> [WRITTEN INSTRUCTION]
Check each line of the listing below for the string "your", and copy the ones that have it.

====================

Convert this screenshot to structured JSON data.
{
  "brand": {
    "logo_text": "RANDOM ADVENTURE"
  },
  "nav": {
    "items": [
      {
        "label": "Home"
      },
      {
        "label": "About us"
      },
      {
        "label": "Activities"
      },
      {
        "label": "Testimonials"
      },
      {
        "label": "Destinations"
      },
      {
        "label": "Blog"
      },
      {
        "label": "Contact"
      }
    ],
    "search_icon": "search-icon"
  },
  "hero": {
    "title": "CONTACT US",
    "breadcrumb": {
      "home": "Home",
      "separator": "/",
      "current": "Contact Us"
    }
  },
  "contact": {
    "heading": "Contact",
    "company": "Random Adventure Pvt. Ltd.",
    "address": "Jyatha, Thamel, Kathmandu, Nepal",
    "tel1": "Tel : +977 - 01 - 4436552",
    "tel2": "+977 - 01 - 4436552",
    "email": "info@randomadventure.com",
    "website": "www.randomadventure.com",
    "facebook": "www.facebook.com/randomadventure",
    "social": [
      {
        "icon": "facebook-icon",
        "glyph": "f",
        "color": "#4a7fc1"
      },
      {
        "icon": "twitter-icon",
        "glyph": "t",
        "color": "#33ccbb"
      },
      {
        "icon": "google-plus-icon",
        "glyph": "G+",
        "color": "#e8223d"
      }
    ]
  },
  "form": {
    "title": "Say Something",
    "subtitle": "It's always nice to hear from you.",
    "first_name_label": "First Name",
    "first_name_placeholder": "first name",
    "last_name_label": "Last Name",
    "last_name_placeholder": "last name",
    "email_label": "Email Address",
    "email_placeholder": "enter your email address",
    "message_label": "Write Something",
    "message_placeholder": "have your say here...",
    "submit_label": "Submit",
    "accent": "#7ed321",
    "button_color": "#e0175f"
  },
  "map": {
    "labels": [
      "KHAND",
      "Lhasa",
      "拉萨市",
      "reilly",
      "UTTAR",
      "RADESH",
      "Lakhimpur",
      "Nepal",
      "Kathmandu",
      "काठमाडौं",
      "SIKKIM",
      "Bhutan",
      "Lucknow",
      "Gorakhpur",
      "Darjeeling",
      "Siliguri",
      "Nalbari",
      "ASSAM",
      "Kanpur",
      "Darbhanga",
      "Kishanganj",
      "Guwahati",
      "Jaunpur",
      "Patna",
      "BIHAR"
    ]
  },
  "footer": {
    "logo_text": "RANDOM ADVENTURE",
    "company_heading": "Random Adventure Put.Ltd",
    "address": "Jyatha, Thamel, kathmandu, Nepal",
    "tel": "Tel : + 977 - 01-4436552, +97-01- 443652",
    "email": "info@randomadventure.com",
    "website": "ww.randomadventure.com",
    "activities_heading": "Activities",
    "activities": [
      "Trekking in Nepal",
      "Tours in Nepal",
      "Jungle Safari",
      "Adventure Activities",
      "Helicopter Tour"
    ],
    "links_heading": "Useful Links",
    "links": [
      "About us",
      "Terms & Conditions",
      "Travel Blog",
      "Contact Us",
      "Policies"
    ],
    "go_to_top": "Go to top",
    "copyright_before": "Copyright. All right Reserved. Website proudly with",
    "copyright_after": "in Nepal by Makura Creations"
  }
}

====================

> [RESPONSE TO THE TASK]
    "email_placeholder": "enter your email address",
    "message_placeholder": "have your say here...",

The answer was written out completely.